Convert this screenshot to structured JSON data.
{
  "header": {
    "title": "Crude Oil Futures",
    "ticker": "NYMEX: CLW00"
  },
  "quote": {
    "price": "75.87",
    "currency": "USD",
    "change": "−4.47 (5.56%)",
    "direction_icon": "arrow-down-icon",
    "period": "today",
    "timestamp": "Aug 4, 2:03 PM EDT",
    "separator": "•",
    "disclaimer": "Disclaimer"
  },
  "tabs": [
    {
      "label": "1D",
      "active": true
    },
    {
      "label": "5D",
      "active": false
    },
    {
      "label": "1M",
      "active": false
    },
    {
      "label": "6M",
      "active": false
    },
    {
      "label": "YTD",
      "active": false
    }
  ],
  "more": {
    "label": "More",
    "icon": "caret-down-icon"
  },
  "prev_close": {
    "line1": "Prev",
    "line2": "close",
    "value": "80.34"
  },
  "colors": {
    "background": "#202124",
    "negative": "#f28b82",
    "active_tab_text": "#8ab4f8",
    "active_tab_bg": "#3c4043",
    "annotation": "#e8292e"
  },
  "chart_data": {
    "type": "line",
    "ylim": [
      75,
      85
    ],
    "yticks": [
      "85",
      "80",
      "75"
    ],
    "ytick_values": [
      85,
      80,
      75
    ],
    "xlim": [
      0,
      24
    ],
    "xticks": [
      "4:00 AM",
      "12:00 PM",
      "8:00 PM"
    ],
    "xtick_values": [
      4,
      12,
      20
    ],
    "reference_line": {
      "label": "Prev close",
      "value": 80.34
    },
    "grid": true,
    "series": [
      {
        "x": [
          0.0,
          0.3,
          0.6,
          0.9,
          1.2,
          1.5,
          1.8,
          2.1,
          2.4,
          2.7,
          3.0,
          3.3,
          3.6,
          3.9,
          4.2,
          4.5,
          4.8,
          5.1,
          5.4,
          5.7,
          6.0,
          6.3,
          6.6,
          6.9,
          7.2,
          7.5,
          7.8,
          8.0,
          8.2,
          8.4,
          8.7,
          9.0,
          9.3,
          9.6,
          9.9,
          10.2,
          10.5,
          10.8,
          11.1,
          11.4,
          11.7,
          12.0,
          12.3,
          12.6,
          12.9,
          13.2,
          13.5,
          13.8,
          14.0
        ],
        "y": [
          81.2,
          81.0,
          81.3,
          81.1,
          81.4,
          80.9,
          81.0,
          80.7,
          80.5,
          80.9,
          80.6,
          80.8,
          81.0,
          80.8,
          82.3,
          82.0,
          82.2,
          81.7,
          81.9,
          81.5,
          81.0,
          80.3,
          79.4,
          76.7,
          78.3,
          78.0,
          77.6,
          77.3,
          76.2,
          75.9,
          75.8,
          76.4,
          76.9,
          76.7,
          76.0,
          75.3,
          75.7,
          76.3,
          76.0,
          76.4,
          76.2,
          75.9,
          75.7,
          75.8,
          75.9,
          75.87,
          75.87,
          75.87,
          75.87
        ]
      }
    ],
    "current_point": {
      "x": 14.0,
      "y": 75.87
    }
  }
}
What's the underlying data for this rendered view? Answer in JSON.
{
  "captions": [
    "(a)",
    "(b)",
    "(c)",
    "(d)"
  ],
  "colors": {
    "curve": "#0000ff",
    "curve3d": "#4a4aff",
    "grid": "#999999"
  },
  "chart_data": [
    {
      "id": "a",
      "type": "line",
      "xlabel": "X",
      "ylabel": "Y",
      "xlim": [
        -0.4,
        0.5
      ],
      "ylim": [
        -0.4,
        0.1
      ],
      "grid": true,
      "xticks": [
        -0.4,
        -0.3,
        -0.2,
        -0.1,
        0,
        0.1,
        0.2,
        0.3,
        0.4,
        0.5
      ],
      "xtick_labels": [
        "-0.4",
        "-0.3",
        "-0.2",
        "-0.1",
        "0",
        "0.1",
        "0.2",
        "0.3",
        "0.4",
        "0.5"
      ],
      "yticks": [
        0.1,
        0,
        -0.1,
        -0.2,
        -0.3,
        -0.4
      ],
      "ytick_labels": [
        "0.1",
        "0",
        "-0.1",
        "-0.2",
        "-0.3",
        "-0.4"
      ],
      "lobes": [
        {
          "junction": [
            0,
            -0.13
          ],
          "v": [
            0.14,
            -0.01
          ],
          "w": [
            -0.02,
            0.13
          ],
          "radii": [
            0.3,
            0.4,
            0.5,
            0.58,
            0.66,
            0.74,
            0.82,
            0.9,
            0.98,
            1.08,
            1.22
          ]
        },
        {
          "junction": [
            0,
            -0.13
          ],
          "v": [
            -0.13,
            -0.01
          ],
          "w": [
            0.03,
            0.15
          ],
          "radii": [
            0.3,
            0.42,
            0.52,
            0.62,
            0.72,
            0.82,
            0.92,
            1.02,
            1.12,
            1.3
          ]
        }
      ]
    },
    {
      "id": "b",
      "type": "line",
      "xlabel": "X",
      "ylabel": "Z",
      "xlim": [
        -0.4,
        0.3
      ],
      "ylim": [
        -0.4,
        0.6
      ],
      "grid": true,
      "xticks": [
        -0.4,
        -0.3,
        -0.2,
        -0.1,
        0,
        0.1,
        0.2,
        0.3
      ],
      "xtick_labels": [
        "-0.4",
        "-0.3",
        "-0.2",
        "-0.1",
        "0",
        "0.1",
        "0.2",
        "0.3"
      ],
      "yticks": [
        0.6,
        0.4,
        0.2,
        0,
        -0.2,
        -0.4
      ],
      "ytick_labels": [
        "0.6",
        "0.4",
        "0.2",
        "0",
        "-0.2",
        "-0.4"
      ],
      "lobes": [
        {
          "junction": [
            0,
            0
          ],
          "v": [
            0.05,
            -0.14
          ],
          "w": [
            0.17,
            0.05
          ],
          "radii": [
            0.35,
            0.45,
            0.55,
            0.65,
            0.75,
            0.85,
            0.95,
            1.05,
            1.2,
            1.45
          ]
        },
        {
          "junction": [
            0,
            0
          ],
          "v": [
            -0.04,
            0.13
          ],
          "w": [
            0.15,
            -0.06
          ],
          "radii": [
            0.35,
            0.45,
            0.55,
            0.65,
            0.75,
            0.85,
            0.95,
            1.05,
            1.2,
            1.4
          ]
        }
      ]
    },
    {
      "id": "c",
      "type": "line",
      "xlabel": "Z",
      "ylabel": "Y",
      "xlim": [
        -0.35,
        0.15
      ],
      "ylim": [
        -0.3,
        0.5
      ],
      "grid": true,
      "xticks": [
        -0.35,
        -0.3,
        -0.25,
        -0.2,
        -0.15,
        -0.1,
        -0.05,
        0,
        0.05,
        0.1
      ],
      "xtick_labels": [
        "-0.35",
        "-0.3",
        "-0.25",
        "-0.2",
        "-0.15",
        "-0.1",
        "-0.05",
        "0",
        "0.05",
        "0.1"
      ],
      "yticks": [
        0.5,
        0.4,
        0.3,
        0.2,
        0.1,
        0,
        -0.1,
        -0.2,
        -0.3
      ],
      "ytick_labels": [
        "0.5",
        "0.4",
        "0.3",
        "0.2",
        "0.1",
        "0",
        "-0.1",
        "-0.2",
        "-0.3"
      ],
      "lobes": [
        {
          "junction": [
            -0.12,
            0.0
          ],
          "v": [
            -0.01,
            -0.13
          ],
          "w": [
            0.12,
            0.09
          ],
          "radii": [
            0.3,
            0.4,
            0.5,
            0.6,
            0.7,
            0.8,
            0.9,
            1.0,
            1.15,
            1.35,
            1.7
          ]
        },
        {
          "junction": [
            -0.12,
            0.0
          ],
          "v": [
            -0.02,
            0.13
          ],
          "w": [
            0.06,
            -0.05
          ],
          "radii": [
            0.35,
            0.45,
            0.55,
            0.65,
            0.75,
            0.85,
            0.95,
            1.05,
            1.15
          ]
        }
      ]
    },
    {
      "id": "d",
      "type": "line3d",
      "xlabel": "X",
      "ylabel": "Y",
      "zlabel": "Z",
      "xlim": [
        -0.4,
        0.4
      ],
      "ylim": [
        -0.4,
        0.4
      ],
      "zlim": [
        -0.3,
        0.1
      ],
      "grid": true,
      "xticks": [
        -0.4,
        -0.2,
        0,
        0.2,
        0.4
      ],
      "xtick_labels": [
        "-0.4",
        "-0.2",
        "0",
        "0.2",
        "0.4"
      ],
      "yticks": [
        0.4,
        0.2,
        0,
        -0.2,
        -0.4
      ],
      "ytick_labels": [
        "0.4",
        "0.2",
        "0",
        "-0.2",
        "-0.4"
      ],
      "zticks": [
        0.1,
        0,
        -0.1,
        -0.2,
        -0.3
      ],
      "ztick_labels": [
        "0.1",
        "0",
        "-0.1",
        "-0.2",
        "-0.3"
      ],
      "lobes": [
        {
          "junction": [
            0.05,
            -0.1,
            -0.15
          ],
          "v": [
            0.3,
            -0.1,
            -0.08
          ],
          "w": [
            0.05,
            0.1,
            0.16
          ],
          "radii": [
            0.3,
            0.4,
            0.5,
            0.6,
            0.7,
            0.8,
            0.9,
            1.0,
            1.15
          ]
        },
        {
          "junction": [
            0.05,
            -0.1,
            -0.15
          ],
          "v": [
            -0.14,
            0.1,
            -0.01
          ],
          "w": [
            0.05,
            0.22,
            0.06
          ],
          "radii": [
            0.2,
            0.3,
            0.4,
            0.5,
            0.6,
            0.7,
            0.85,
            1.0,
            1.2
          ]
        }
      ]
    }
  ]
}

§ What to do: Check each line of these records for the string "icon" and state only how many lines have it.

§ In response: 2